● **Problem statement**
Where a line below holds the string "Picture", copy that line.

Data entries:
## BEGIN

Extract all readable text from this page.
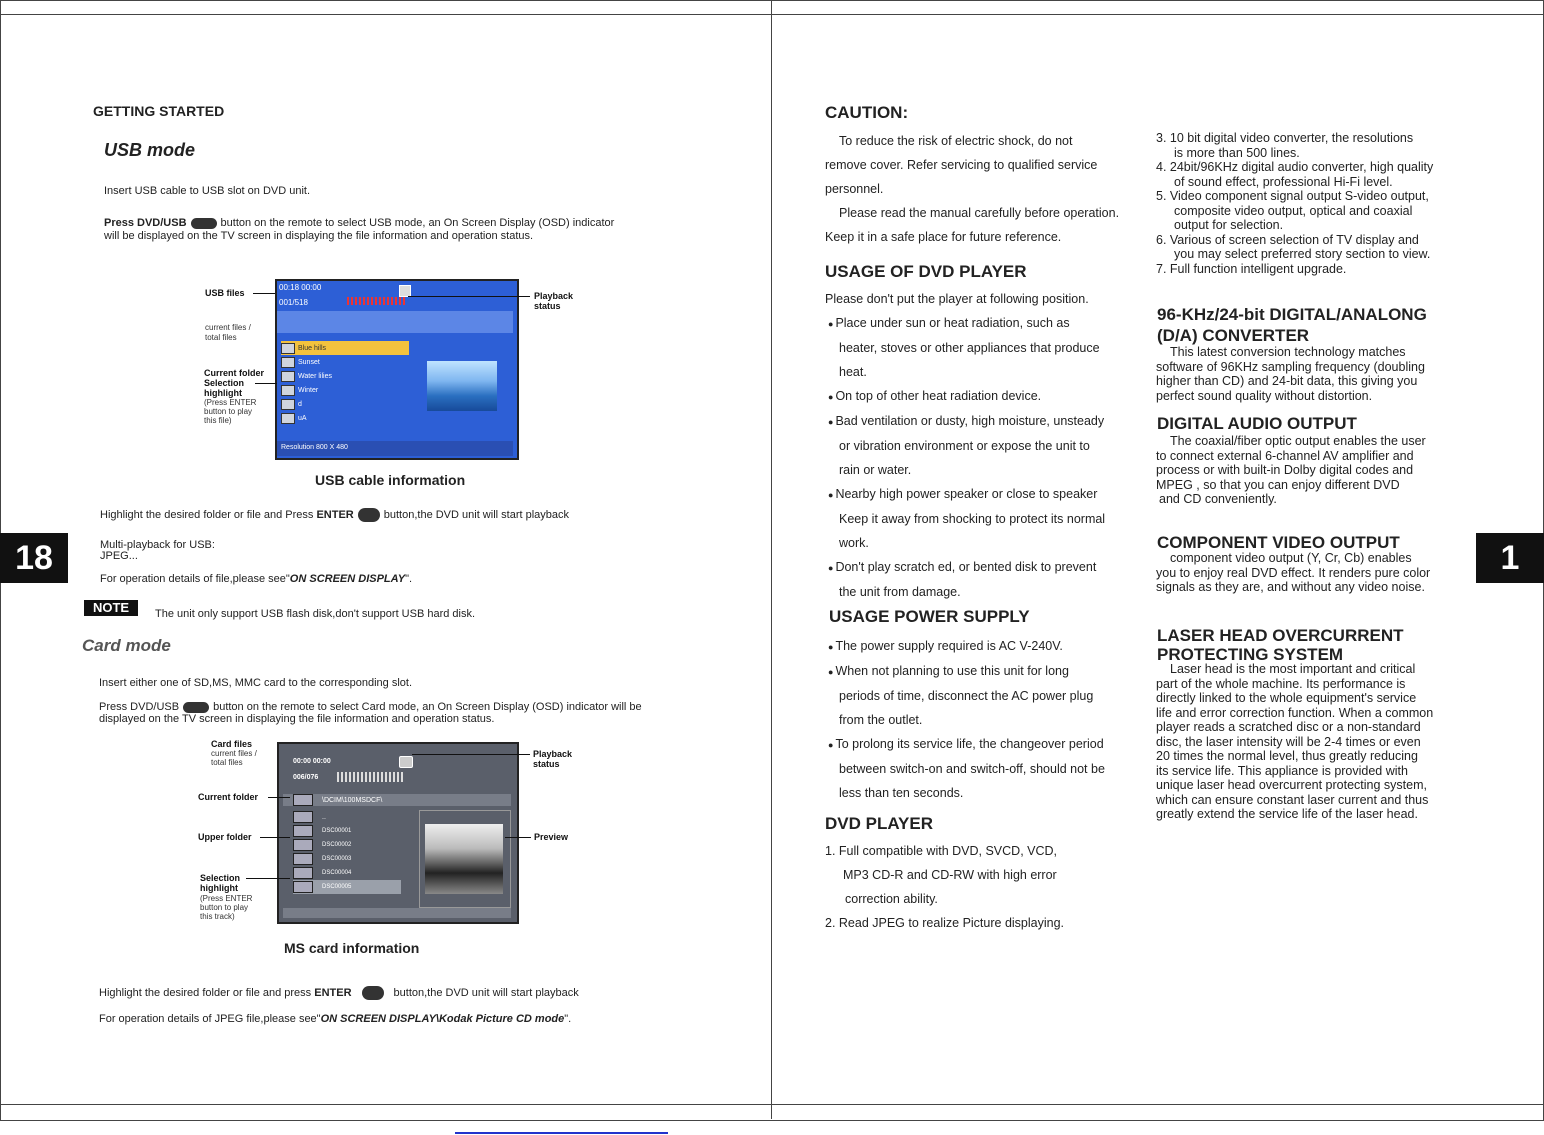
18	1
GETTING STARTED
USB mode
Insert USB cable to USB slot on DVD unit.
Press DVD/USB	button on the remote to select USB mode, an On Screen Display (OSD) indicator
will be displayed on the TV screen in displaying the file information and operation status.
00:18 00:00
001/518
Blue hills
Sunset
Water lilies
Winter
d
uA
Resolution 800 X 480
USB files
current files /
total files
Current folder
Selection
highlight
(Press ENTER
button to play
this file)
Playback
status
USB cable information
Highlight the desired folder or file and Press ENTER	button,the DVD unit will start playback
Multi-playback for USB:
JPEG...
For operation details of file,please see"ON SCREEN DISPLAY".
NOTE	The unit only support USB flash disk,don't support USB hard disk.
Card mode
Insert either one of SD,MS, MMC card to the corresponding slot.
Press DVD/USB	button on the remote to select Card mode, an On Screen Display (OSD) indicator will be
displayed on the TV screen in displaying the file information and operation status.
00:00 00:00
006/076
\DCIM\100MSDCF\
..
DSC00001
DSC00002
DSC00003
DSC00004
DSC00005
Card files
current files /
total files
Current folder
Upper folder
Selection
highlight
(Press ENTER
button to play
this track)
Playback
status
Preview
MS card information
Highlight the desired folder or file and press ENTER	button,the DVD unit will start playback
For operation details of JPEG file,please see"ON SCREEN DISPLAY\Kodak Picture CD mode".
CAUTION:
To reduce the risk of electric shock, do not
remove cover. Refer servicing to qualified service
personnel.
Please read the manual carefully before operation.
Keep it in a safe place for future reference.
USAGE OF DVD PLAYER
Please don't put the player at following position.
● Place under sun or heat radiation, such as
heater, stoves or other appliances that produce
heat.
● On top of other heat radiation device.
● Bad ventilation or dusty, high moisture, unsteady
or vibration environment or expose the unit to
rain or water.
● Nearby high power speaker or close to speaker
Keep it away from shocking to protect its normal
work.
● Don't play scratch ed, or bented disk to prevent
the unit from damage.
USAGE POWER SUPPLY
● The power supply required is AC V-240V.
● When not planning to use this unit for long
periods of time, disconnect the AC power plug
from the outlet.
● To prolong its service life, the changeover period
between switch-on and switch-off, should not be
less than ten seconds.
DVD PLAYER
1. Full compatible with DVD, SVCD, VCD,
MP3 CD-R and CD-RW with high error
correction ability.
2. Read JPEG to realize Picture displaying.
3. 10 bit digital video converter, the resolutions
is more than 500 lines.
4. 24bit/96KHz digital audio converter, high quality
of sound effect, professional Hi-Fi level.
5. Video component signal output S-video output,
composite video output, optical and coaxial
output for selection.
6. Various of screen selection of TV display and
you may select preferred story section to view.
7. Full function intelligent upgrade.
96-KHz/24-bit DIGITAL/ANALONG
(D/A) CONVERTER
This latest conversion technology matches
software of 96KHz sampling frequency (doubling
higher than CD) and 24-bit data, this giving you
perfect sound quality without distortion.
DIGITAL AUDIO OUTPUT
The coaxial/fiber optic output enables the user
to connect external 6-channel AV amplifier and
process or with built-in Dolby digital codes and
MPEG , so that you can enjoy different DVD
and CD conveniently.
COMPONENT VIDEO OUTPUT
component video output (Y, Cr, Cb) enables
you to enjoy real DVD effect. It renders pure color
signals as they are, and without any video noise.
LASER HEAD OVERCURRENT
PROTECTING SYSTEM
Laser head is the most important and critical
part of the whole machine. Its performance is
directly linked to the whole equipment's service
life and error correction function. When a common
player reads a scratched disc or a non-standard
disc, the laser intensity will be 2-4 times or even
20 times the normal level, thus greatly reducing
its service life. This appliance is provided with
unique laser head overcurrent protecting system,
which can ensure constant laser current and thus
greatly extend the service life of the laser head.
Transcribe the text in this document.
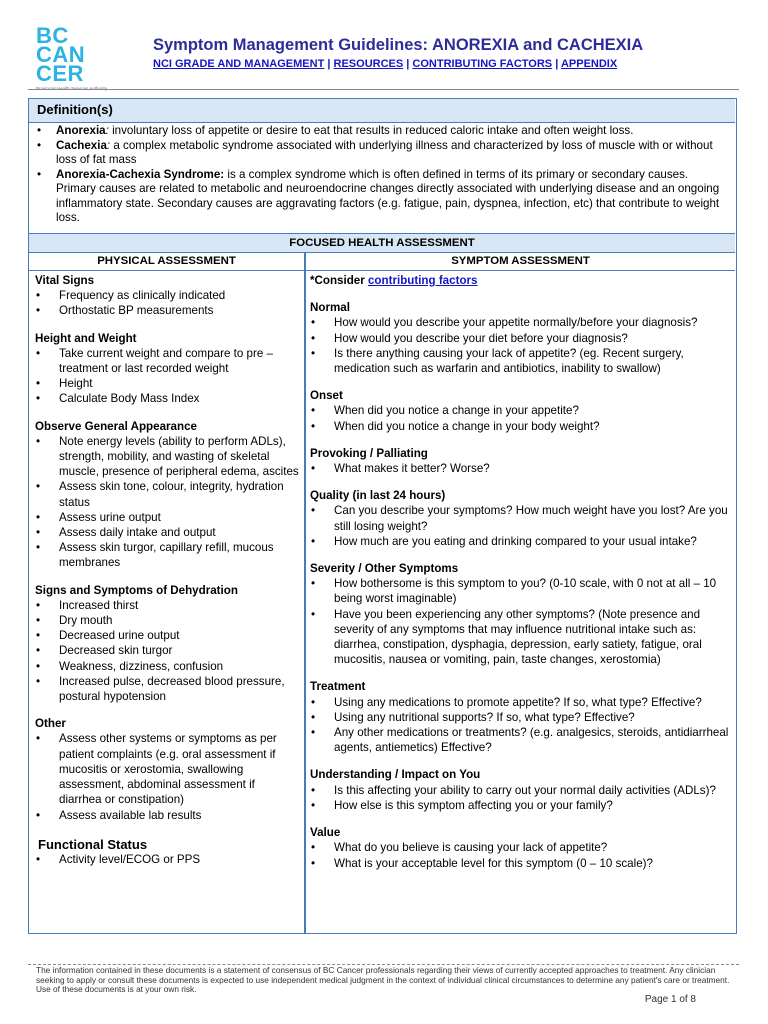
BC
CAN
CER
Symptom Management Guidelines: ANOREXIA and CACHEXIA
NCI GRADE AND MANAGEMENT | RESOURCES | CONTRIBUTING FACTORS | APPENDIX
Definition(s)
• Anorexia: involuntary loss of appetite or desire to eat that results in reduced caloric intake and often weight loss.
• Cachexia: a complex metabolic syndrome associated with underlying illness and characterized by loss of muscle with or without loss of fat mass
• Anorexia-Cachexia Syndrome: is a complex syndrome which is often defined in terms of its primary or secondary causes. Primary causes are related to metabolic and neuroendocrine changes directly associated with underlying disease and an ongoing inflammatory state. Secondary causes are aggravating factors (e.g. fatigue, pain, dyspnea, infection, etc) that contribute to weight loss.
FOCUSED HEALTH ASSESSMENT
PHYSICAL ASSESSMENT	SYMPTOM ASSESSMENT
Vital Signs
• Frequency as clinically indicated
• Orthostatic BP measurements
Height and Weight
• Take current weight and compare to pre – treatment or last recorded weight
• Height
• Calculate Body Mass Index
Observe General Appearance
• Note energy levels (ability to perform ADLs), strength, mobility, and wasting of skeletal muscle, presence of peripheral edema, ascites
• Assess skin tone, colour, integrity, hydration status
• Assess urine output
• Assess daily intake and output
• Assess skin turgor, capillary refill, mucous membranes
Signs and Symptoms of Dehydration
• Increased thirst
• Dry mouth
• Decreased urine output
• Decreased skin turgor
• Weakness, dizziness, confusion
• Increased pulse, decreased blood pressure, postural hypotension
Other
• Assess other systems or symptoms as per patient complaints (e.g. oral assessment if mucositis or xerostomia, swallowing assessment, abdominal assessment if diarrhea or constipation)
• Assess available lab results
Functional Status
• Activity level/ECOG or PPS
*Consider contributing factors
Normal
• How would you describe your appetite normally/before your diagnosis?
• How would you describe your diet before your diagnosis?
• Is there anything causing your lack of appetite? (eg. Recent surgery, medication such as warfarin and antibiotics, inability to swallow)
Onset
• When did you notice a change in your appetite?
• When did you notice a change in your body weight?
Provoking / Palliating
• What makes it better? Worse?
Quality (in last 24 hours)
• Can you describe your symptoms? How much weight have you lost? Are you still losing weight?
• How much are you eating and drinking compared to your usual intake?
Severity / Other Symptoms
• How bothersome is this symptom to you? (0-10 scale, with 0 not at all – 10 being worst imaginable)
• Have you been experiencing any other symptoms? (Note presence and severity of any symptoms that may influence nutritional intake such as: diarrhea, constipation, dysphagia, depression, early satiety, fatigue, oral mucositis, nausea or vomiting, pain, taste changes, xerostomia)
Treatment
• Using any medications to promote appetite? If so, what type? Effective?
• Using any nutritional supports? If so, what type? Effective?
• Any other medications or treatments? (e.g. analgesics, steroids, antidiarrheal agents, antiemetics) Effective?
Understanding / Impact on You
• Is this affecting your ability to carry out your normal daily activities (ADLs)?
• How else is this symptom affecting you or your family?
Value
• What do you believe is causing your lack of appetite?
• What is your acceptable level for this symptom (0 – 10 scale)?
The information contained in these documents is a statement of consensus of BC Cancer professionals regarding their views of currently accepted approaches to treatment. Any clinician seeking to apply or consult these documents is expected to use independent medical judgment in the context of individual clinical circumstances to determine any patient's care or treatment. Use of these documents is at your own risk.
Page 1 of 8
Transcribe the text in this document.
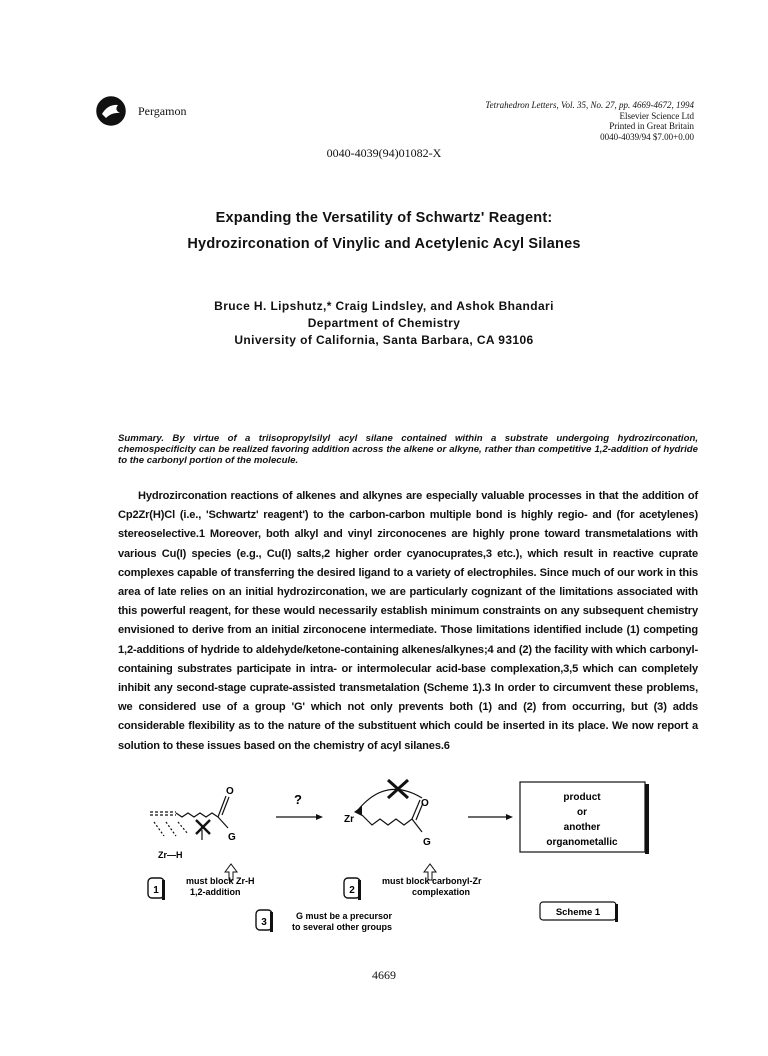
Pergamon	Tetrahedron Letters, Vol. 35, No. 27, pp. 4669-4672, 1994
Elsevier Science Ltd
Printed in Great Britain
0040-4039/94 $7.00+0.00
0040-4039(94)01082-X
Expanding the Versatility of Schwartz' Reagent:
Hydrozirconation of Vinylic and Acetylenic Acyl Silanes
Bruce H. Lipshutz,* Craig Lindsley, and Ashok Bhandari
Department of Chemistry
University of California, Santa Barbara, CA 93106
Summary. By virtue of a triisopropylsilyl acyl silane contained within a substrate undergoing hydrozirconation, chemospecificity can be realized favoring addition across the alkene or alkyne, rather than competitive 1,2-addition of hydride to the carbonyl portion of the molecule.

Hydrozirconation reactions of alkenes and alkynes are especially valuable processes in that the addition of Cp2Zr(H)Cl (i.e., 'Schwartz' reagent') to the carbon-carbon multiple bond is highly regio- and (for acetylenes) stereoselective.1 Moreover, both alkyl and vinyl zirconocenes are highly prone toward transmetalations with various Cu(I) species (e.g., Cu(I) salts,2 higher order cyanocuprates,3 etc.), which result in reactive cuprate complexes capable of transferring the desired ligand to a variety of electrophiles. Since much of our work in this area of late relies on an initial hydrozirconation, we are particularly cognizant of the limitations associated with this powerful reagent, for these would necessarily establish minimum constraints on any subsequent chemistry envisioned to derive from an initial zirconocene intermediate. Those limitations identified include (1) competing 1,2-additions of hydride to aldehyde/ketone-containing alkenes/alkynes;4 and (2) the facility with which carbonyl-containing substrates participate in intra- or intermolecular acid-base complexation,3,5 which can completely inhibit any second-stage cuprate-assisted transmetalation (Scheme 1).3 In order to circumvent these problems, we considered use of a group 'G' which not only prevents both (1) and (2) from occurring, but (3) adds considerable flexibility as to the nature of the substituent which could be inserted in its place. We now report a solution to these issues based on the chemistry of acyl silanes.6

O
G
Zr—H
?
Zr
O
G
product
or
another
organometallic
1
must block Zr-H
1,2-addition	2
must block carbonyl-Zr
complexation
3
G must be a precursor
to several other groups
Scheme 1
4669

## END

● **Reply**
For operation details of JPEG file,please see"ON SCREEN DISPLAY\Kodak Picture CD mode".
2. Read JPEG to realize Picture displaying.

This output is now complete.